(Figure record listings)

++++++++

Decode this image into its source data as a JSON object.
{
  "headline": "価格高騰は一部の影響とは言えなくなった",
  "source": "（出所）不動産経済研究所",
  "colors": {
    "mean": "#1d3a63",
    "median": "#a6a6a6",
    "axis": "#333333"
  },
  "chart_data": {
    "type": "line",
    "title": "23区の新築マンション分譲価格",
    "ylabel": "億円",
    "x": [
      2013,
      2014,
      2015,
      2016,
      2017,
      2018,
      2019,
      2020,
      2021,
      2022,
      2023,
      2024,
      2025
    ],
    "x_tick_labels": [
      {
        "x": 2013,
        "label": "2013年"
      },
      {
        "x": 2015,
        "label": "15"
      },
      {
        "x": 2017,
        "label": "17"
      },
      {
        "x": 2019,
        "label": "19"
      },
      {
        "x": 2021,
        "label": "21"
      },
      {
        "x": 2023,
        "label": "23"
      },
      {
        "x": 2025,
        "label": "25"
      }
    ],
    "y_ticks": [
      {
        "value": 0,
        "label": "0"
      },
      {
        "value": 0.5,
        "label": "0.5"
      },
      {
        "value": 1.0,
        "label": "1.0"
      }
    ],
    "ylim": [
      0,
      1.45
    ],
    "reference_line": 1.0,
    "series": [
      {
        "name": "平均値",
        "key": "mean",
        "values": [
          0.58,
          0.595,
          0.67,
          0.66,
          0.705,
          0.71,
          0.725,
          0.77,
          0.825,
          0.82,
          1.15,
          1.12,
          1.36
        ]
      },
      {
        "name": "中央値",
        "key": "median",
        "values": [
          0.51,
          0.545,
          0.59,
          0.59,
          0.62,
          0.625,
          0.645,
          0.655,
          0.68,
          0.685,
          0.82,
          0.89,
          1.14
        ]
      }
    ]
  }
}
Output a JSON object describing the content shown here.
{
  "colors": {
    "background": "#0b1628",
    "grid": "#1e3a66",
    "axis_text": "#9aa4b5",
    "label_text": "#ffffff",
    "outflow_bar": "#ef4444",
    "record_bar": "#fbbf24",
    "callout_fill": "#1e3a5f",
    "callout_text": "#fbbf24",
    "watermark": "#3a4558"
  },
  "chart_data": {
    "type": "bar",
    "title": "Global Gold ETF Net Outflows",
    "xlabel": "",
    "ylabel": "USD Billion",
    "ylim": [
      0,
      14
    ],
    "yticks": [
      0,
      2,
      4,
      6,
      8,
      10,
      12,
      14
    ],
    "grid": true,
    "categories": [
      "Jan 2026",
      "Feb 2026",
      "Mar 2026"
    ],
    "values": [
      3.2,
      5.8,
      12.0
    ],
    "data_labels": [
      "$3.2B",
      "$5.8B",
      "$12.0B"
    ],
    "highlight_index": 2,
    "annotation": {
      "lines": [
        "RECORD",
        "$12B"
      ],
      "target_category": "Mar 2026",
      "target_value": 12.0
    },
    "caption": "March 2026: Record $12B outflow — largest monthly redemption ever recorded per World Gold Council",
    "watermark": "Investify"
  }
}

++++++++

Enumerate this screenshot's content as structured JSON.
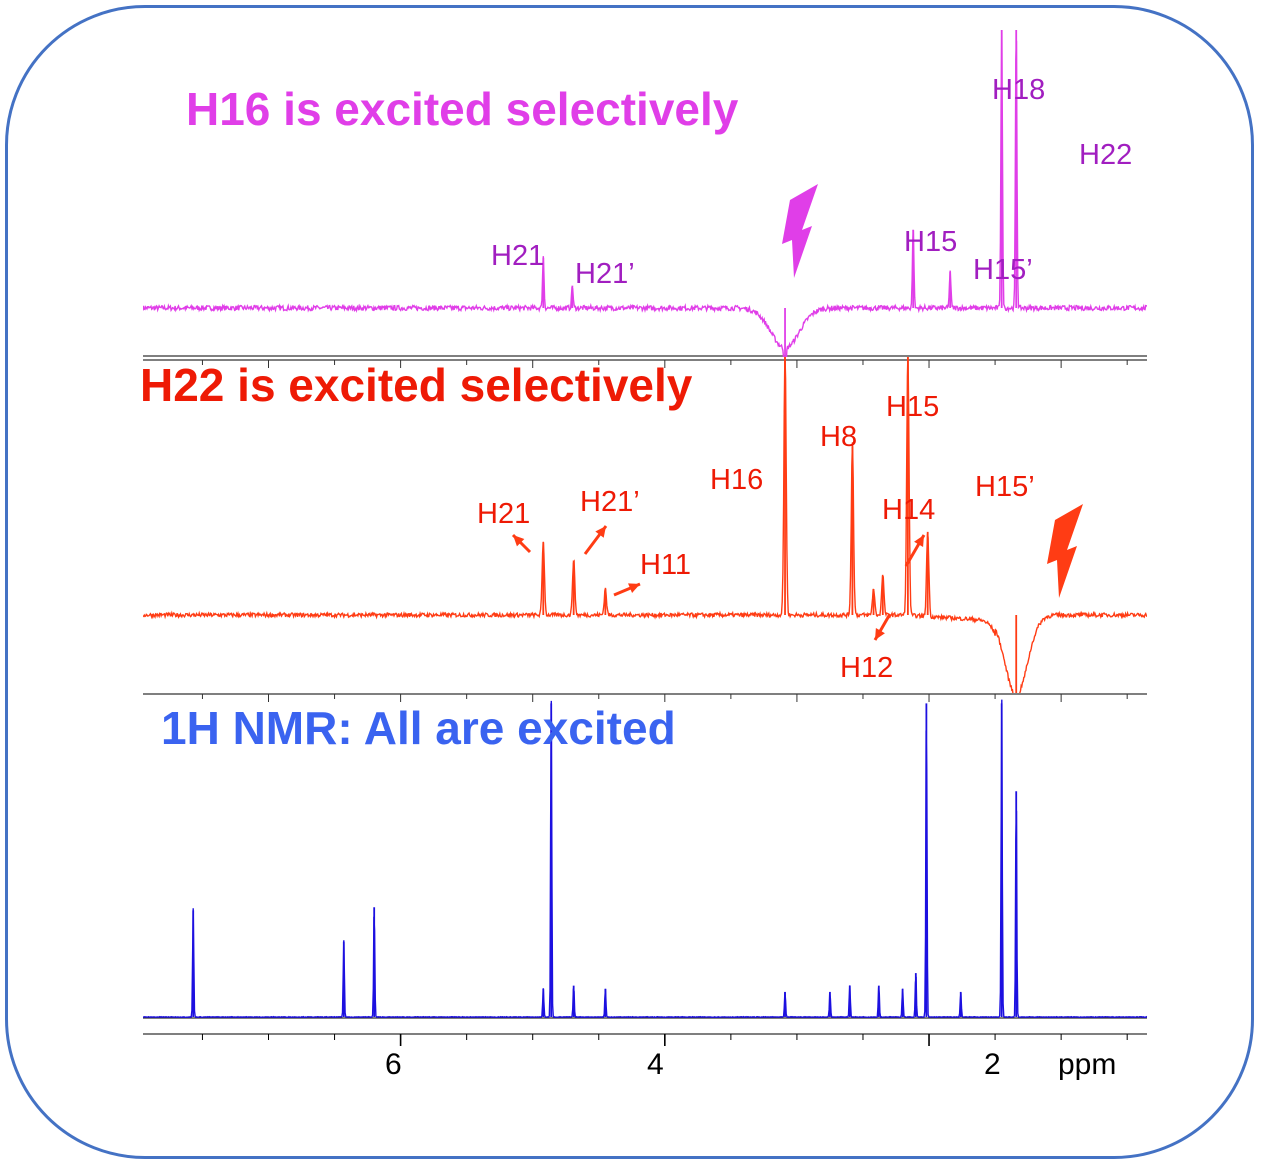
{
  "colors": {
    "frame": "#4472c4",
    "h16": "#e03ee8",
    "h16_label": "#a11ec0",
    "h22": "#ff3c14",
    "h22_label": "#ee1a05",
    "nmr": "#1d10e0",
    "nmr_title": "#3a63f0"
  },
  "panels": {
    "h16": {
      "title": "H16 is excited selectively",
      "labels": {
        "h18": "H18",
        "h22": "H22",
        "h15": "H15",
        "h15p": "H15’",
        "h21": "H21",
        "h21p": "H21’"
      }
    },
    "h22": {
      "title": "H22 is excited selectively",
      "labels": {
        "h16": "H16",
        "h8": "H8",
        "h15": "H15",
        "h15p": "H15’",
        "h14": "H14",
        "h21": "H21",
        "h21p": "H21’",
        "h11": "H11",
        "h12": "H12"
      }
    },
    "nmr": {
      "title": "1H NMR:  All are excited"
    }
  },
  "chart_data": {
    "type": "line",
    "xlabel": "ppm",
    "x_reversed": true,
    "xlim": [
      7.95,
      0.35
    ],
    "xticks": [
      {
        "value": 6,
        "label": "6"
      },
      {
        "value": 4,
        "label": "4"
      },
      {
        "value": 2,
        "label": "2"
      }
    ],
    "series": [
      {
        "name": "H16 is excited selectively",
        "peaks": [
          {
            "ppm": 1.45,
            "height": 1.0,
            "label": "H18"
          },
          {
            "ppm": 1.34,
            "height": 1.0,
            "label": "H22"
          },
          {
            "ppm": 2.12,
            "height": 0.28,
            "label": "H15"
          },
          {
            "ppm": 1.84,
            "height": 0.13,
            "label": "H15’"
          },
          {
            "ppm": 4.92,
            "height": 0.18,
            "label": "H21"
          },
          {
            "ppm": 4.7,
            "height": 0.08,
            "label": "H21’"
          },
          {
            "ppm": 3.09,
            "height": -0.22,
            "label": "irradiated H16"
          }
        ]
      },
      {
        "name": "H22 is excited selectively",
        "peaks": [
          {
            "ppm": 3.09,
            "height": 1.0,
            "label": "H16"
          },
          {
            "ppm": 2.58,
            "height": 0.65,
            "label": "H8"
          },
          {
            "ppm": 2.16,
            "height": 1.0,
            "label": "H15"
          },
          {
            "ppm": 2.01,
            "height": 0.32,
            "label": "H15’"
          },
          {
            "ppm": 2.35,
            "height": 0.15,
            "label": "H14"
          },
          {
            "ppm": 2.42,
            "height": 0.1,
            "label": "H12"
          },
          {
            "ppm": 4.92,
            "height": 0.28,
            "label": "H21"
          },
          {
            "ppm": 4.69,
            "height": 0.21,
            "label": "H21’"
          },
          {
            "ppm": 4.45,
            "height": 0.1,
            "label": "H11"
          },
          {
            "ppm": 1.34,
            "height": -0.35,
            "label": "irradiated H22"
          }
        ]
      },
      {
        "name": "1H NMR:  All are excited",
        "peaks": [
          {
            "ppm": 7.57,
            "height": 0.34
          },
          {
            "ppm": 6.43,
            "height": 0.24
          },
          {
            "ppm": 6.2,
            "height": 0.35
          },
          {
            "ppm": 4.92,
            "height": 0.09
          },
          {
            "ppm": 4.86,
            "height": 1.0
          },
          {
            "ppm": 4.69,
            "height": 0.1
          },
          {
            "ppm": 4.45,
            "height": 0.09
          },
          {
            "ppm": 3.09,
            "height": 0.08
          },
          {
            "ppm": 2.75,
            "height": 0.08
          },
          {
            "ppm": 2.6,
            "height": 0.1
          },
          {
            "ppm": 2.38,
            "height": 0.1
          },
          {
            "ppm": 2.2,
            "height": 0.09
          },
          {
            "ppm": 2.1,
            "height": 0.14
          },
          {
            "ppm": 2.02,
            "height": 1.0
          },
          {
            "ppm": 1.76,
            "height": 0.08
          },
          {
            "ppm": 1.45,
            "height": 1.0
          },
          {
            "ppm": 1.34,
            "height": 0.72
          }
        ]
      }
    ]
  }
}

++++++++

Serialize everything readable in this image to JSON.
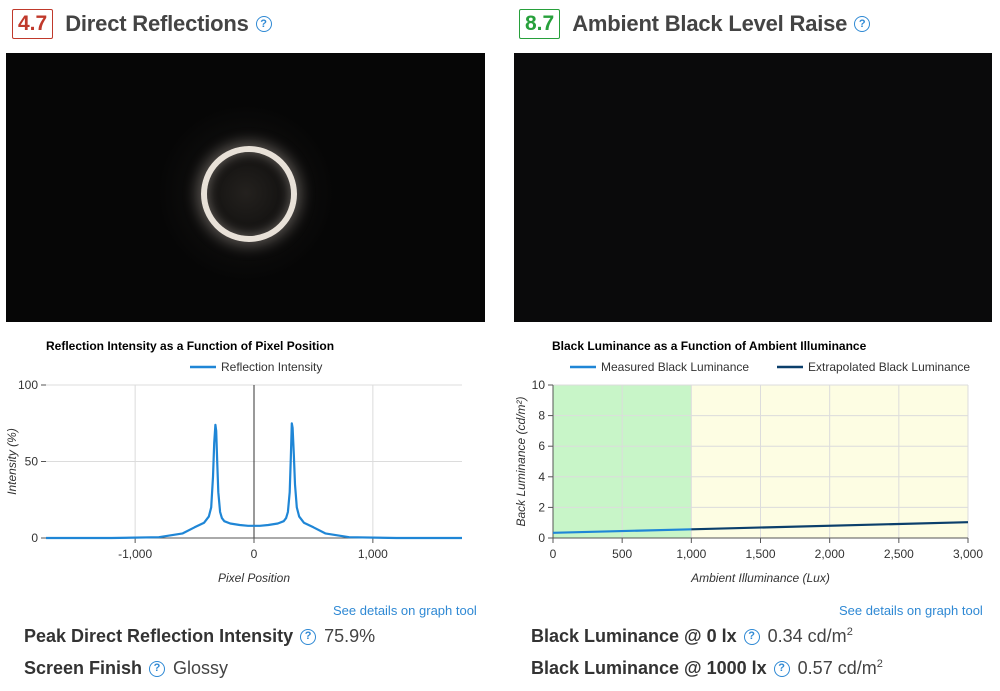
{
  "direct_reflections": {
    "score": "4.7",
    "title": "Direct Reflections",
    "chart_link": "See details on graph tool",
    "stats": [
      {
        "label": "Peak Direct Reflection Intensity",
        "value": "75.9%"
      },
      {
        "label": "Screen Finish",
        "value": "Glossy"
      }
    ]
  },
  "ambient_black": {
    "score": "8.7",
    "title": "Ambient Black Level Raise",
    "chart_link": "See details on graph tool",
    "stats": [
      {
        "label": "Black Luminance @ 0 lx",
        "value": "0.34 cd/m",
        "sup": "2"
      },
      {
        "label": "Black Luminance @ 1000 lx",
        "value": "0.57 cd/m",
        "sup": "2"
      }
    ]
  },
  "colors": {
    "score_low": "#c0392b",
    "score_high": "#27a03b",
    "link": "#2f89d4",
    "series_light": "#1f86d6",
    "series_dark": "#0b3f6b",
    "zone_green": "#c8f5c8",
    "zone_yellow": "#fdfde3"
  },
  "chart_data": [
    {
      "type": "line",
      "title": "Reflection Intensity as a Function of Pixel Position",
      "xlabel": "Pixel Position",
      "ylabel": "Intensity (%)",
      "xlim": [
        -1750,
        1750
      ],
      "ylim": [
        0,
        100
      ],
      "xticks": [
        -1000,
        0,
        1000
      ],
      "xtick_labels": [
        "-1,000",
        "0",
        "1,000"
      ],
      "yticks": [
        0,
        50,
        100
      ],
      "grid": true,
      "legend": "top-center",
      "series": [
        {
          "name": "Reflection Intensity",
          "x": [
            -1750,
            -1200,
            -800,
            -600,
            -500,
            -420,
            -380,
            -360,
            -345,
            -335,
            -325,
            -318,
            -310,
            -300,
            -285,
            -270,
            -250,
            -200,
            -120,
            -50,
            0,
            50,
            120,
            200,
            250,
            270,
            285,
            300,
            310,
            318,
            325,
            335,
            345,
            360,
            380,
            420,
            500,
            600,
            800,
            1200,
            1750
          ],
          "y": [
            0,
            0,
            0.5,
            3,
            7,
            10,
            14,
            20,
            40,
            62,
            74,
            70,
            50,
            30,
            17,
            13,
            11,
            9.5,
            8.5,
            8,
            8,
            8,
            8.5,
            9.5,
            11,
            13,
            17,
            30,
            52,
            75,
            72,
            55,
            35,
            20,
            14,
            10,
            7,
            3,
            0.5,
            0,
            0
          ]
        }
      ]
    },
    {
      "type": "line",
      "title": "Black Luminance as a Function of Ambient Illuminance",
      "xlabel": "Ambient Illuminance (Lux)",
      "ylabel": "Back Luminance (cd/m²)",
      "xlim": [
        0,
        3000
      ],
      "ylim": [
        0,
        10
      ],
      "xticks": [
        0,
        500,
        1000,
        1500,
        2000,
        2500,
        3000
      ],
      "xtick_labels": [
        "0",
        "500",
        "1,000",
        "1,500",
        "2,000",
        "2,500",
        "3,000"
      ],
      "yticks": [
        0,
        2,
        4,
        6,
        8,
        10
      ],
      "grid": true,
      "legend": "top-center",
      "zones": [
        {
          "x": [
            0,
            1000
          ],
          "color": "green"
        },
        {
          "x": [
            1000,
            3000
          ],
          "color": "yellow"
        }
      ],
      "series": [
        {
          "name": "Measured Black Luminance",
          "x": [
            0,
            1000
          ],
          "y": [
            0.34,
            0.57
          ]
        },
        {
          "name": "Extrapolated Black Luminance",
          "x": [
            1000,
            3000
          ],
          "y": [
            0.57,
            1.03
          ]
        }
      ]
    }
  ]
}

++++++++

• YOUR OBJECTIVE
Gather up the lines that contain the word "selectively".

• COMPLETE OUTPUT
      "title": "H16 is excited selectively",
      "title": "H22 is excited selectively",
        "name": "H16 is excited selectively",
        "name": "H22 is excited selectively",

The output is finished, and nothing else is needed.